Write out each line word for word. Drop pictures.

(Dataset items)
☆ ☆ ☆ ☆

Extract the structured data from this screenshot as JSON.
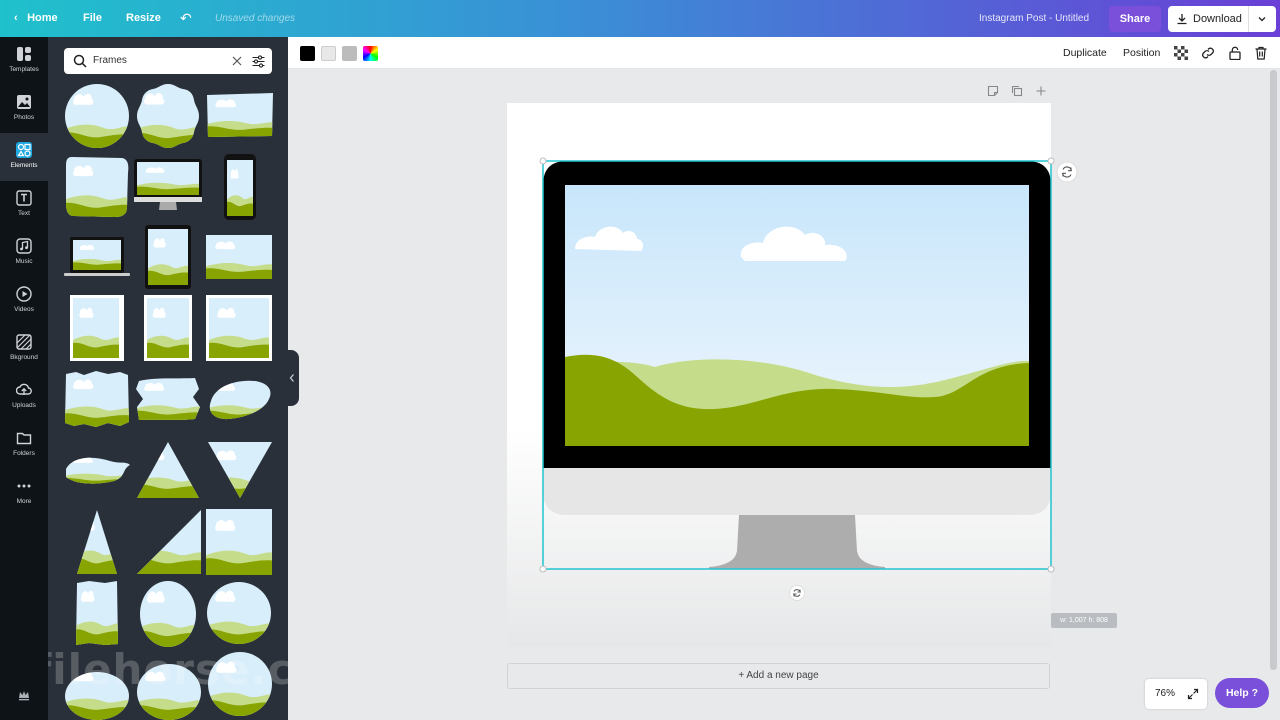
{
  "topbar": {
    "home": "Home",
    "file": "File",
    "resize": "Resize",
    "status": "Unsaved changes",
    "doc_title": "Instagram Post - Untitled",
    "share": "Share",
    "download": "Download"
  },
  "rail": {
    "items": [
      {
        "label": "Templates",
        "icon": "templates-icon"
      },
      {
        "label": "Photos",
        "icon": "photos-icon"
      },
      {
        "label": "Elements",
        "icon": "elements-icon"
      },
      {
        "label": "Text",
        "icon": "text-icon"
      },
      {
        "label": "Music",
        "icon": "music-icon"
      },
      {
        "label": "Videos",
        "icon": "videos-icon"
      },
      {
        "label": "Bkground",
        "icon": "background-icon"
      },
      {
        "label": "Uploads",
        "icon": "uploads-icon"
      },
      {
        "label": "Folders",
        "icon": "folders-icon"
      },
      {
        "label": "More",
        "icon": "more-icon"
      }
    ]
  },
  "search": {
    "value": "Frames"
  },
  "toolbar": {
    "swatches": [
      "#000000",
      "#e8e8e8",
      "#bcbcbc"
    ],
    "duplicate": "Duplicate",
    "position": "Position"
  },
  "canvas": {
    "add_page": "+ Add a new page",
    "dims": "w: 1,007 h: 808",
    "zoom": "76%"
  },
  "help": "Help",
  "watermark": "filehorse.com",
  "colors": {
    "sky": "#d3ecfb",
    "grass": "#88a400",
    "grass_light": "#c5dc8a",
    "selection": "#21c4d0",
    "accent": "#7a4fd9"
  }
}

☆ ☆ ☆ ☆

The completed task:
Extract the structured data from this screenshot as JSON.
{
  "topbar": {
    "home": "Home",
    "file": "File",
    "resize": "Resize",
    "status": "Unsaved changes",
    "doc_title": "Instagram Post - Untitled",
    "share": "Share",
    "download": "Download"
  },
  "rail": {
    "items": [
      {
        "label": "Templates",
        "icon": "templates-icon"
      },
      {
        "label": "Photos",
        "icon": "photos-icon"
      },
      {
        "label": "Elements",
        "icon": "elements-icon"
      },
      {
        "label": "Text",
        "icon": "text-icon"
      },
      {
        "label": "Music",
        "icon": "music-icon"
      },
      {
        "label": "Videos",
        "icon": "videos-icon"
      },
      {
        "label": "Bkground",
        "icon": "background-icon"
      },
      {
        "label": "Uploads",
        "icon": "uploads-icon"
      },
      {
        "label": "Folders",
        "icon": "folders-icon"
      },
      {
        "label": "More",
        "icon": "more-icon"
      }
    ]
  },
  "search": {
    "value": "Frames"
  },
  "toolbar": {
    "swatches": [
      "#000000",
      "#e8e8e8",
      "#bcbcbc"
    ],
    "duplicate": "Duplicate",
    "position": "Position"
  },
  "canvas": {
    "add_page": "+ Add a new page",
    "dims": "w: 1,007 h: 808",
    "zoom": "76%"
  },
  "help": "Help",
  "watermark": "filehorse.com",
  "colors": {
    "sky": "#d3ecfb",
    "grass": "#88a400",
    "grass_light": "#c5dc8a",
    "selection": "#21c4d0",
    "accent": "#7a4fd9"
  }
}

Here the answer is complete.